▶ AIM:
Set down the records once more, please, exactly and with the pictures left out.
═════ RECORDS FOR THE EXERCISE
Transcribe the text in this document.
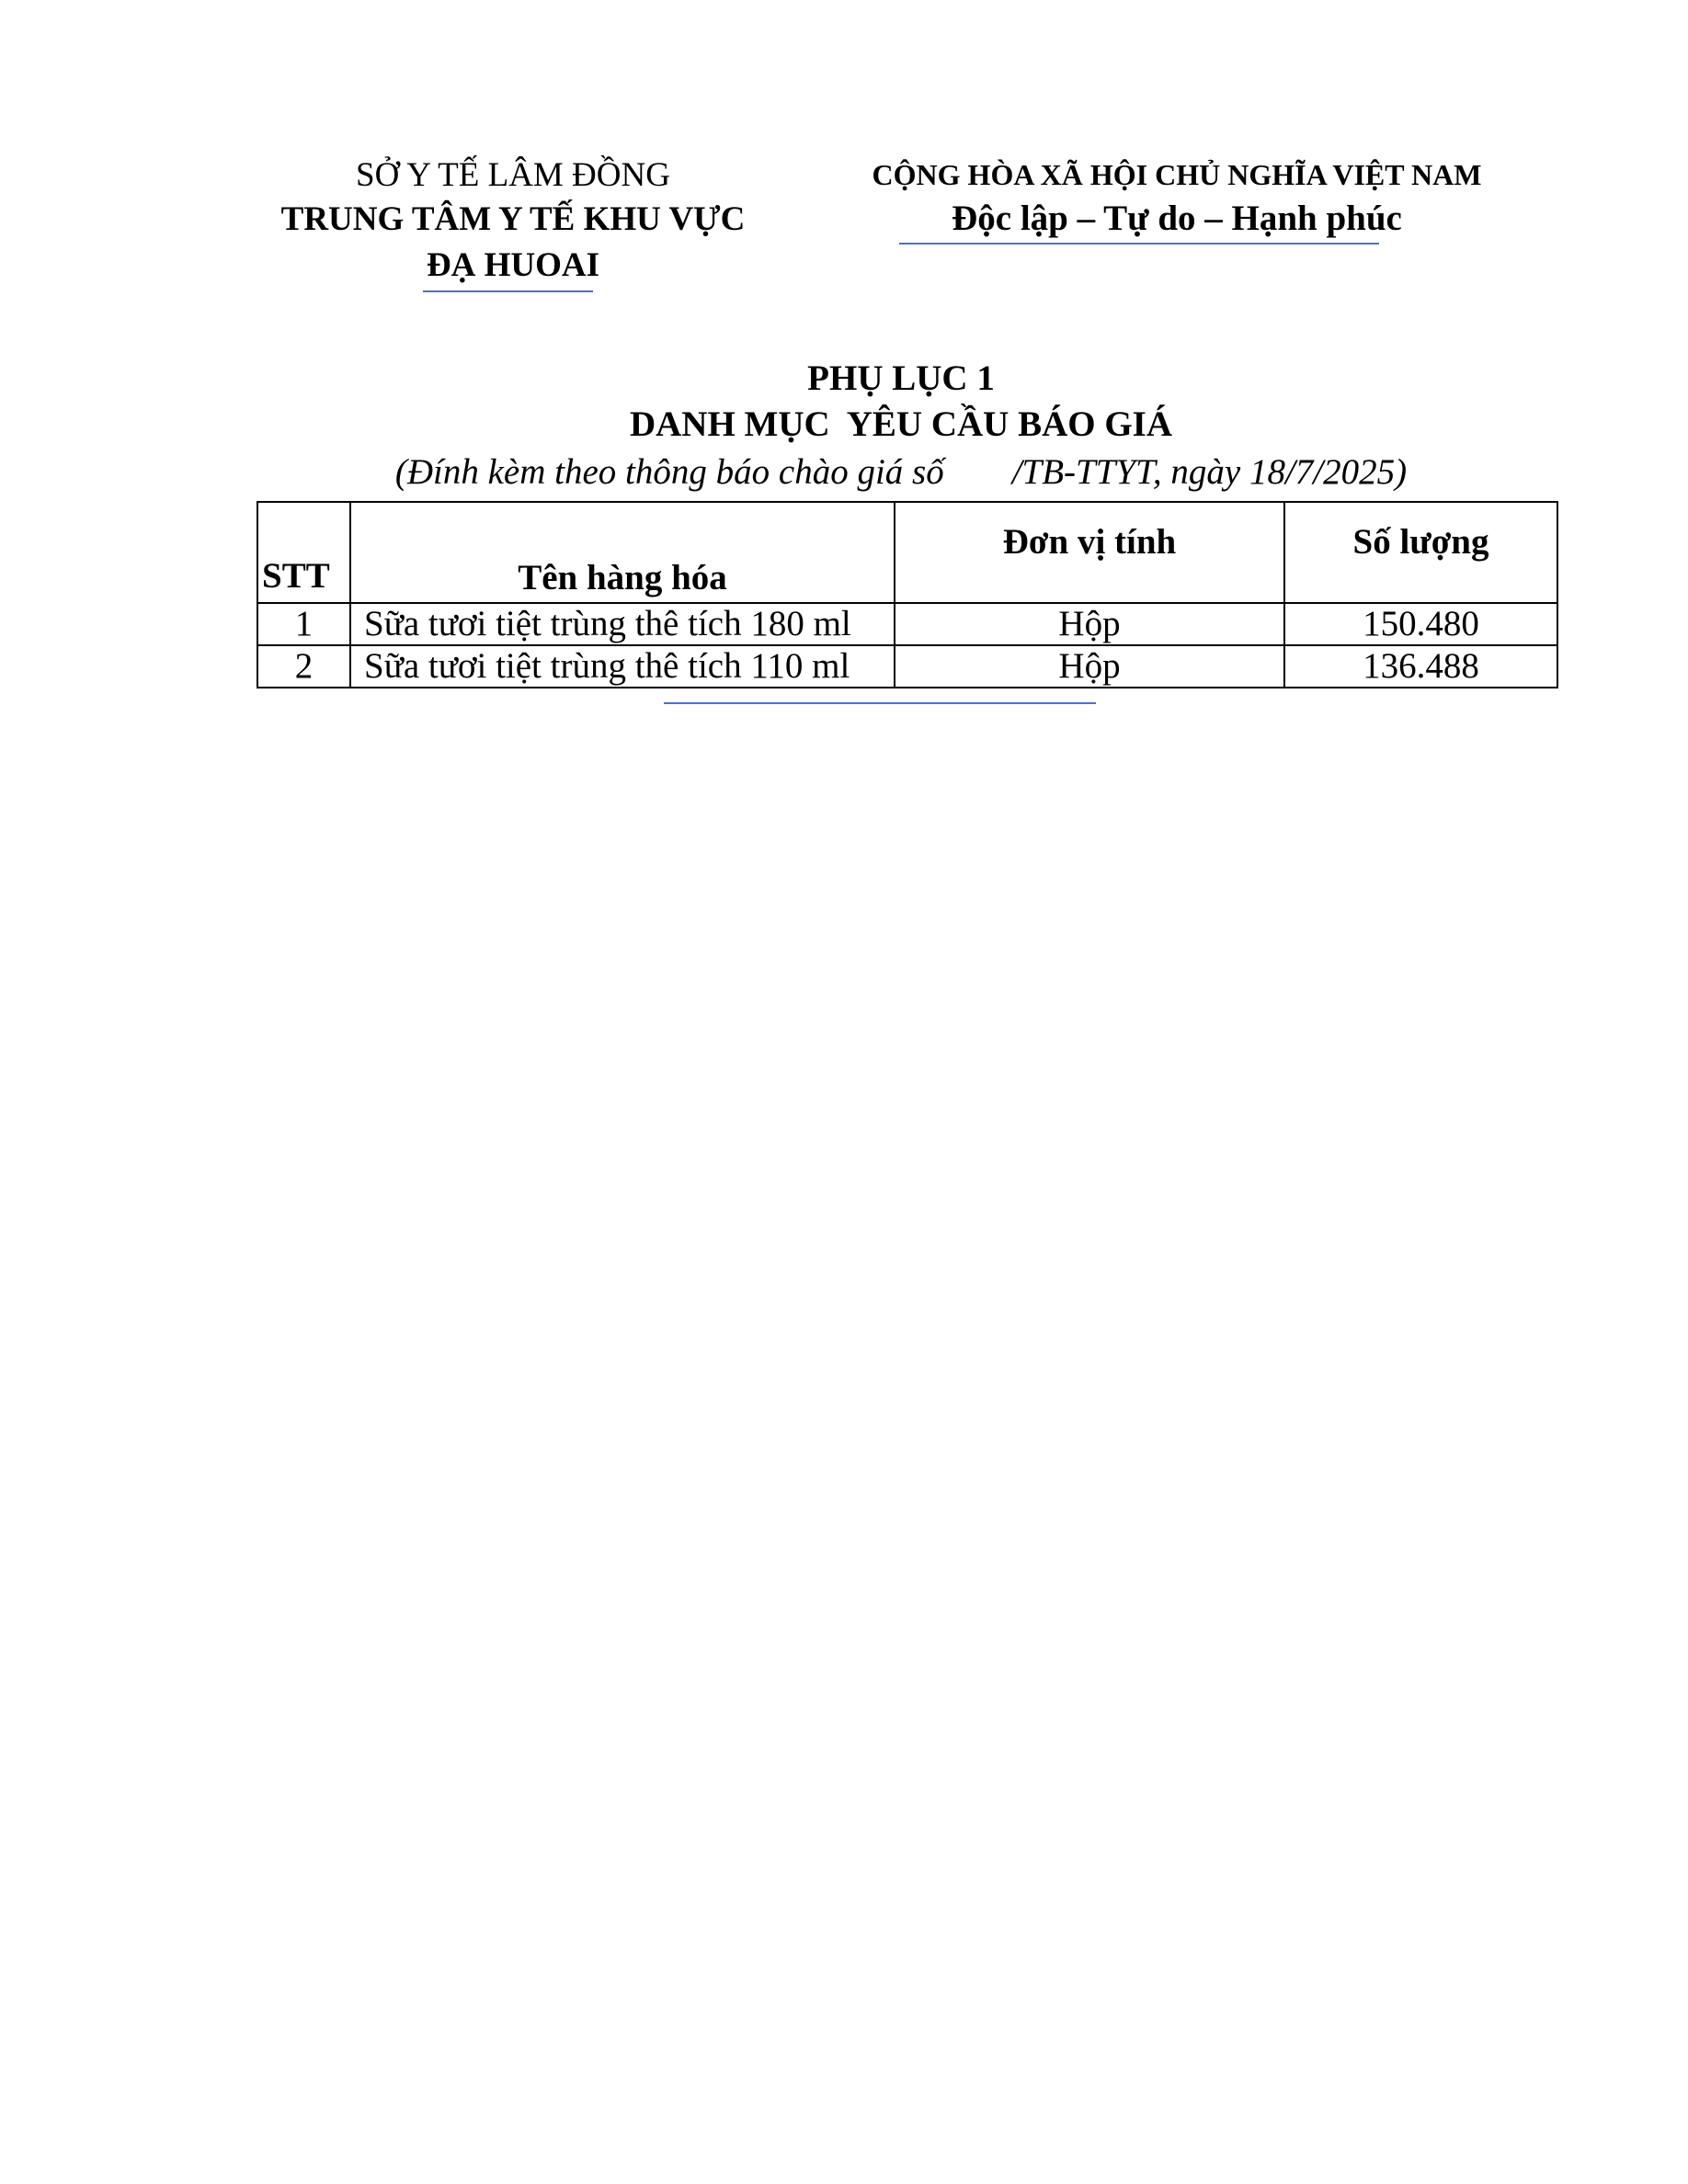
SỞ Y TẾ LÂM ĐỒNG
TRUNG TÂM Y TẾ KHU VỰC
ĐẠ HUOAI
CỘNG HÒA XÃ HỘI CHỦ NGHĨA VIỆT NAM
Độc lập – Tự do – Hạnh phúc
PHỤ LỤC 1
DANH MỤC  YÊU CẦU BÁO GIÁ
(Đính kèm theo thông báo chào giá số /TB-TTYT, ngày 18/7/2025)
STT	Tên hàng hóa	Đơn vị tính	Số lượng
1	Sữa tươi tiệt trùng thê tích 180 ml	Hộp	150.480
2	Sữa tươi tiệt trùng thê tích 110 ml	Hộp	136.488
══════════
▶ RESPONSE:
Transcribe the text in this document.
SỞ Y TẾ LÂM ĐỒNG
TRUNG TÂM Y TẾ KHU VỰC
ĐẠ HUOAI
CỘNG HÒA XÃ HỘI CHỦ NGHĨA VIỆT NAM
Độc lập – Tự do – Hạnh phúc
PHỤ LỤC 1
DANH MỤC  YÊU CẦU BÁO GIÁ
(Đính kèm theo thông báo chào giá số /TB-TTYT, ngày 18/7/2025)
STT	Tên hàng hóa	Đơn vị tính	Số lượng
1	Sữa tươi tiệt trùng thê tích 180 ml	Hộp	150.480
2	Sữa tươi tiệt trùng thê tích 110 ml	Hộp	136.488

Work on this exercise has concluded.